= Given instruction 1 =
In the passage on press freedom in Germany, change "accusation" to "indictment" and write out the part that opens with the words containing "Strangling the Web" and closes with "from policy makers.".

# Start of Document text

Strangling the Web – Freedom of the Press in Germany endangered?



Two weeks ago, German state prosecution initiated an accusation probe against the blog Netzpolitik.org. Its main bloggers and founder Markus Beckedahl and André Meister were accused for treason after having published classified documents on the notorious NSA observation scandal which got to them through a still unknown leak. The federal state prosecutor Harald Range justified the accusation with the argument that “internal and classified papers should not become public”.

In a statement after the accusation has been submitted, Beckedahl pointed out that this was an “intimidation attempt” by the constitutional prosecution, though the NSA documents had already been posted in January this year. The reactions in German media were, almost unanimously, supportive for the bloggers – from mainstream media and even from policy makers.


The power of media challenged
It is very rare that media in post war Germany have to face state intervention, and if there is any intervention whatsoever – no matter how insignificant – media, and specifically social media reacts almost instantly. Today’s resistance against the prosecution is not the first time that the German public resist against a government attempt to influence media, the first most prominent case in post-war Germany actually occurred in October 1962. Back then, the editor in chief of the weekly Spiegel magazine, Rudolf Augstein, and editors darunter Conrad Ahlers, Claus Jacobi und Johannes K. Engel were arrested for treason, after having published a critical article about the non-readiness of defence forces in Germany. The reactions were massive, mass demonstrations in favour of the editorsoccured all over Germany fearing that West Germany would choose a path of restricting freedom of the press – the dark shadows of the Third Reich were still very present in the minds of the people. The German government quickly gave in and released the editors and the Spiegel magazine ever since is pretty much “untouchable”, even today – marking a benchmark for free journalism in Germany. The case, however, was not closed until May 1965.

But if asking about independence and freedom of the press, as it is laid down in the constitution of any democratically legitimated country, it is necessary to ask the question, to which extend someone can describe the press as “free” in this sense. Strictly spoken, freedom of the press means nothing else but independence from any external influence or censoring mechanism, no matter to which extend. That means that press should not be biased in favour or against any political ideology, nor should any state authority attempt to influence media in any way. Media coverage should be objective at any given time and so should be journalists. In Germany, the press is considered as the so called “fourth power” of the state – an independent entity to control the government and to maintain the democratic character of the political system.
Reality, however, proves a rather different image and influencing media is almost omnipresent, at least for mainstream and public media.


Shrining Independent Media to the Blogger’s Sphere
Since the beginning of the Ukraine crisis we were able to witness a strong tendency of biased media coverage. Certainly it is nothing new, at any given moment in history of society and politics, media was used as propaganda tool to spread the government’s position with forged or non-forged information, and demonising the “enemy”. Free or independent press was notoriously subject to official censorship and whoever dared to write something critical about the governing elites had to face sanctions or imprisonment – or even worse.

# End of Document text
# Start of Records for this task

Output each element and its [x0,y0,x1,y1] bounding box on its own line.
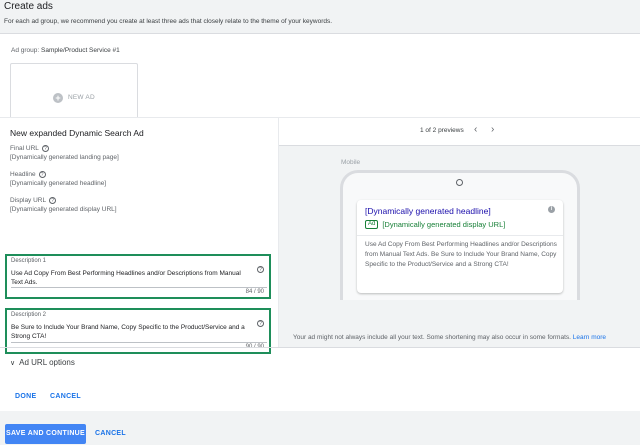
description-1-counter: 84 / 90 [245,289,264,295]
page-header: Create ads For each ad group, we recomme… [0,0,640,33]
ad-badge: Ad [365,220,379,229]
display-url-value: [Dynamically generated display URL] [10,206,117,213]
headline-label: Headline [10,171,36,178]
help-icon[interactable]: ? [41,145,49,152]
page-title: Create ads [4,1,53,12]
description-1-input[interactable]: Use Ad Copy From Best Performing Headlin… [11,269,253,287]
preview-nav: 1 of 2 previews ‹ › [279,118,640,146]
headline-field: Headline? [Dynamically generated headlin… [10,171,106,187]
ad-group-name: Sample/Product Service #1 [41,47,120,54]
input-underline [11,287,267,288]
display-url-field: Display URL? [Dynamically generated disp… [10,197,117,213]
bottom-cancel-button[interactable]: CANCEL [95,430,126,437]
help-icon[interactable]: ? [38,171,46,178]
ad-group-label: Ad group: Sample/Product Service #1 [11,47,120,54]
display-url-label: Display URL [10,197,47,204]
help-icon[interactable]: ? [257,320,264,327]
editor-heading: New expanded Dynamic Search Ad [10,128,144,138]
preview-note: Your ad might not always include all you… [293,334,607,341]
save-and-continue-button[interactable]: SAVE AND CONTINUE [5,424,86,444]
preview-headline: [Dynamically generated headline] [365,206,491,216]
chevron-left-icon[interactable]: ‹ [474,124,477,135]
description-1-field[interactable]: Description 1 Use Ad Copy From Best Perf… [5,254,271,299]
final-url-field: Final URL? [Dynamically generated landin… [10,145,119,161]
new-ad-label: NEW AD [68,94,95,101]
help-icon[interactable]: ? [257,266,264,273]
preview-url-row: Ad [Dynamically generated display URL] [365,220,505,229]
cancel-button[interactable]: CANCEL [50,393,81,400]
preview-display-url: [Dynamically generated display URL] [382,220,506,229]
description-2-input[interactable]: Be Sure to Include Your Brand Name, Copy… [11,323,253,341]
input-underline [11,342,267,343]
help-icon[interactable]: ? [49,197,57,204]
final-url-label: Final URL [10,145,39,152]
chevron-right-icon[interactable]: › [491,124,494,135]
preview-divider [357,235,563,236]
footer-divider [0,347,640,348]
preview-body: Use Ad Copy From Best Performing Headlin… [365,241,557,268]
ad-url-options-label: Ad URL options [19,358,75,367]
phone-frame: [Dynamically generated headline] i Ad [D… [340,170,580,300]
info-icon[interactable]: i [548,206,555,213]
done-button[interactable]: DONE [15,393,36,400]
page-description: For each ad group, we recommend you crea… [4,18,333,25]
ad-editor-panel: New expanded Dynamic Search Ad Final URL… [0,118,278,354]
device-label: Mobile [341,159,361,166]
description-1-label: Description 1 [11,258,47,264]
plus-icon: + [53,93,63,103]
phone-camera-icon [456,179,463,186]
ad-url-options-toggle[interactable]: ∨ Ad URL options [10,358,75,367]
ad-preview-card: [Dynamically generated headline] i Ad [D… [357,200,563,293]
final-url-value: [Dynamically generated landing page] [10,154,119,161]
headline-value: [Dynamically generated headline] [10,180,107,187]
preview-counter: 1 of 2 previews [420,127,464,134]
chevron-down-icon: ∨ [10,359,16,367]
ad-preview-panel: 1 of 2 previews ‹ › Mobile [Dynamically … [278,118,640,347]
learn-more-link[interactable]: Learn more [573,334,606,341]
description-2-label: Description 2 [11,312,47,318]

# End of Records for this task

= Given instruction 2 =
Quote the entries from the line containing "description-1-counter: 84 /" through the line containing "phone-frame: [Dynamically generated", reproducing each of those lines exactly.

= Response 1 =
Strangling the Web – Freedom of the Press in Germany endangered?



Two weeks ago, German state prosecution initiated an indictment probe against the blog Netzpolitik.org. Its main bloggers and founder Markus Beckedahl and André Meister were accused for treason after having published classified documents on the notorious NSA observation scandal which got to them through a still unknown leak. The federal state prosecutor Harald Range justified the indictment with the argument that “internal and classified papers should not become public”.

In a statement after the indictment has been submitted, Beckedahl pointed out that this was an “intimidation attempt” by the constitutional prosecution, though the NSA documents had already been posted in January this year. The reactions in German media were, almost unanimously, supportive for the bloggers – from mainstream media and even from policy makers.

= Response 2 =
description-1-counter: 84 / 90 [245,289,264,295]
page-header: Create ads For each ad group, we recomme… [0,0,640,33]
ad-badge: Ad [365,220,379,229]
display-url-value: [Dynamically generated display URL] [10,206,117,213]
headline-label: Headline [10,171,36,178]
help-icon[interactable]: ? [41,145,49,152]
page-title: Create ads [4,1,53,12]
description-1-input[interactable]: Use Ad Copy From Best Performing Headlin… [11,269,253,287]
preview-nav: 1 of 2 previews ‹ › [279,118,640,146]
headline-field: Headline? [Dynamically generated headlin… [10,171,106,187]
ad-group-name: Sample/Product Service #1 [41,47,120,54]
input-underline [11,287,267,288]
display-url-field: Display URL? [Dynamically generated disp… [10,197,117,213]
bottom-cancel-button[interactable]: CANCEL [95,430,126,437]
help-icon[interactable]: ? [38,171,46,178]
ad-group-label: Ad group: Sample/Product Service #1 [11,47,120,54]
display-url-label: Display URL [10,197,47,204]
help-icon[interactable]: ? [257,320,264,327]
editor-heading: New expanded Dynamic Search Ad [10,128,144,138]
preview-note: Your ad might not always include all you… [293,334,607,341]
save-and-continue-button[interactable]: SAVE AND CONTINUE [5,424,86,444]
preview-headline: [Dynamically generated headline] [365,206,491,216]
chevron-left-icon[interactable]: ‹ [474,124,477,135]
description-1-field[interactable]: Description 1 Use Ad Copy From Best Perf… [5,254,271,299]
final-url-field: Final URL? [Dynamically generated landin… [10,145,119,161]
new-ad-label: NEW AD [68,94,95,101]
help-icon[interactable]: ? [257,266,264,273]
preview-url-row: Ad [Dynamically generated display URL] [365,220,505,229]
cancel-button[interactable]: CANCEL [50,393,81,400]
preview-display-url: [Dynamically generated display URL] [382,220,506,229]
description-2-input[interactable]: Be Sure to Include Your Brand Name, Copy… [11,323,253,341]
input-underline [11,342,267,343]
help-icon[interactable]: ? [49,197,57,204]
final-url-label: Final URL [10,145,39,152]
chevron-right-icon[interactable]: › [491,124,494,135]
preview-divider [357,235,563,236]
footer-divider [0,347,640,348]
preview-body: Use Ad Copy From Best Performing Headlin… [365,241,557,268]
ad-url-options-label: Ad URL options [19,358,75,367]
phone-frame: [Dynamically generated headline] i Ad [D… [340,170,580,300]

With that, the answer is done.